* [Exercise]:
Find each line containing the string "CHIEF". Copy it.

* [Records to process]:

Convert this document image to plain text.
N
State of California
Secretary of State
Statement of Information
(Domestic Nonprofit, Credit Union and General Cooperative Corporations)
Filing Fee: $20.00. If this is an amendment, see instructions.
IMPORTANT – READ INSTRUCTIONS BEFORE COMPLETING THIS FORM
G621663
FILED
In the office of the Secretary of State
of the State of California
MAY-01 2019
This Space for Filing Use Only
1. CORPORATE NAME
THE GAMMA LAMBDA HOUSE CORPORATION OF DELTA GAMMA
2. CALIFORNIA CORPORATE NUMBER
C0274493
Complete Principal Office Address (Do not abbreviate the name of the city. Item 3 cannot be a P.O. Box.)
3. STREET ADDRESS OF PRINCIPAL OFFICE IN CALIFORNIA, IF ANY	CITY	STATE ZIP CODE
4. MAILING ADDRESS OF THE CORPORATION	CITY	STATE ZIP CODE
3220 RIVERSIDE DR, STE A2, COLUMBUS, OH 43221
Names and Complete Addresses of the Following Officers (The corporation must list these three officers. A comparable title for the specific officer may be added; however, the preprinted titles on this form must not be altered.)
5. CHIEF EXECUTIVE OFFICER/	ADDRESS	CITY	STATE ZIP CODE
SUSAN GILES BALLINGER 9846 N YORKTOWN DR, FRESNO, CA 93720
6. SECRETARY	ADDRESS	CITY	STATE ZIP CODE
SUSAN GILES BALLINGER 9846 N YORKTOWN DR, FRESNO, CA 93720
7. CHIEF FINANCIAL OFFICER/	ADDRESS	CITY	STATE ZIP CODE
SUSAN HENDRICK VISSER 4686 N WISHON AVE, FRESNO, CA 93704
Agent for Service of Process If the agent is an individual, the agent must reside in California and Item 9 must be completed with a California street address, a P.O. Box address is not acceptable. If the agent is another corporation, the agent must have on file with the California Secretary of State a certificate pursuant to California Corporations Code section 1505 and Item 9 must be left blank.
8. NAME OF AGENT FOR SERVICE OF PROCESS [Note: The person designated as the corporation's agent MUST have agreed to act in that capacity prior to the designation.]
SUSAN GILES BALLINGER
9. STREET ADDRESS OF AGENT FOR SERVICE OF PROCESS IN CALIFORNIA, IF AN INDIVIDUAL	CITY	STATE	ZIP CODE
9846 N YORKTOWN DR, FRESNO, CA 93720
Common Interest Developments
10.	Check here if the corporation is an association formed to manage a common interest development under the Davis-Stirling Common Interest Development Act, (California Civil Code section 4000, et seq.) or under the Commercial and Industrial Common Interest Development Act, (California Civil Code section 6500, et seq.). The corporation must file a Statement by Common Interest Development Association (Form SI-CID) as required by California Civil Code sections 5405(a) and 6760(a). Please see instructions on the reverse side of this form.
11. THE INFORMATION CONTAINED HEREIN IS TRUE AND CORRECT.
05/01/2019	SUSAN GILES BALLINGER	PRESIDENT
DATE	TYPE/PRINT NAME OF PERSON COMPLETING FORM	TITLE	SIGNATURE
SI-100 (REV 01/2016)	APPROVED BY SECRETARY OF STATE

* [Exercise output]:
5. CHIEF EXECUTIVE OFFICER/	ADDRESS	CITY	STATE ZIP CODE
7. CHIEF FINANCIAL OFFICER/	ADDRESS	CITY	STATE ZIP CODE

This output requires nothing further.